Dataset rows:
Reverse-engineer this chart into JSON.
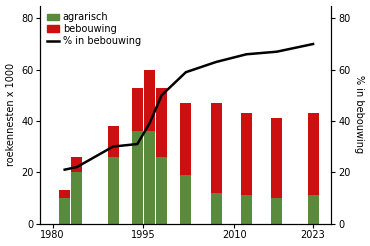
{
  "years": [
    1982,
    1984,
    1990,
    1994,
    1996,
    1998,
    2002,
    2007,
    2012,
    2017,
    2023
  ],
  "agrarisch": [
    10,
    20,
    26,
    36,
    36,
    26,
    19,
    12,
    11,
    10,
    11
  ],
  "bebouwing": [
    3,
    6,
    12,
    17,
    24,
    27,
    28,
    35,
    32,
    31,
    32
  ],
  "pct_bebouwing": [
    21,
    22,
    30,
    31,
    39,
    50,
    59,
    63,
    66,
    67,
    70
  ],
  "bar_width": 1.8,
  "agrarisch_color": "#5a8a3c",
  "bebouwing_color": "#cc1010",
  "line_color": "#000000",
  "ylim_left": [
    0,
    85
  ],
  "ylim_right": [
    0,
    85
  ],
  "yticks_left": [
    0,
    20,
    40,
    60,
    80
  ],
  "yticks_right": [
    0,
    20,
    40,
    60,
    80
  ],
  "xlim": [
    1978,
    2026
  ],
  "xticks": [
    1980,
    1995,
    2010,
    2023
  ],
  "xlabel": "",
  "ylabel_left": "roekennesten x 1000",
  "ylabel_right": "% in bebouwing",
  "legend_labels": [
    "agrarisch",
    "bebouwing",
    "% in bebouwing"
  ],
  "background_color": "#ffffff",
  "axis_fontsize": 7,
  "tick_fontsize": 7,
  "legend_fontsize": 7
}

• [INSTRUCTIONS TO FOLLOW] Copy the records above exactly. The pictures are not part of the copy.

• [RESULT BELOW]
Reverse-engineer this chart into JSON.
{
  "years": [
    1982,
    1984,
    1990,
    1994,
    1996,
    1998,
    2002,
    2007,
    2012,
    2017,
    2023
  ],
  "agrarisch": [
    10,
    20,
    26,
    36,
    36,
    26,
    19,
    12,
    11,
    10,
    11
  ],
  "bebouwing": [
    3,
    6,
    12,
    17,
    24,
    27,
    28,
    35,
    32,
    31,
    32
  ],
  "pct_bebouwing": [
    21,
    22,
    30,
    31,
    39,
    50,
    59,
    63,
    66,
    67,
    70
  ],
  "bar_width": 1.8,
  "agrarisch_color": "#5a8a3c",
  "bebouwing_color": "#cc1010",
  "line_color": "#000000",
  "ylim_left": [
    0,
    85
  ],
  "ylim_right": [
    0,
    85
  ],
  "yticks_left": [
    0,
    20,
    40,
    60,
    80
  ],
  "yticks_right": [
    0,
    20,
    40,
    60,
    80
  ],
  "xlim": [
    1978,
    2026
  ],
  "xticks": [
    1980,
    1995,
    2010,
    2023
  ],
  "xlabel": "",
  "ylabel_left": "roekennesten x 1000",
  "ylabel_right": "% in bebouwing",
  "legend_labels": [
    "agrarisch",
    "bebouwing",
    "% in bebouwing"
  ],
  "background_color": "#ffffff",
  "axis_fontsize": 7,
  "tick_fontsize": 7,
  "legend_fontsize": 7
}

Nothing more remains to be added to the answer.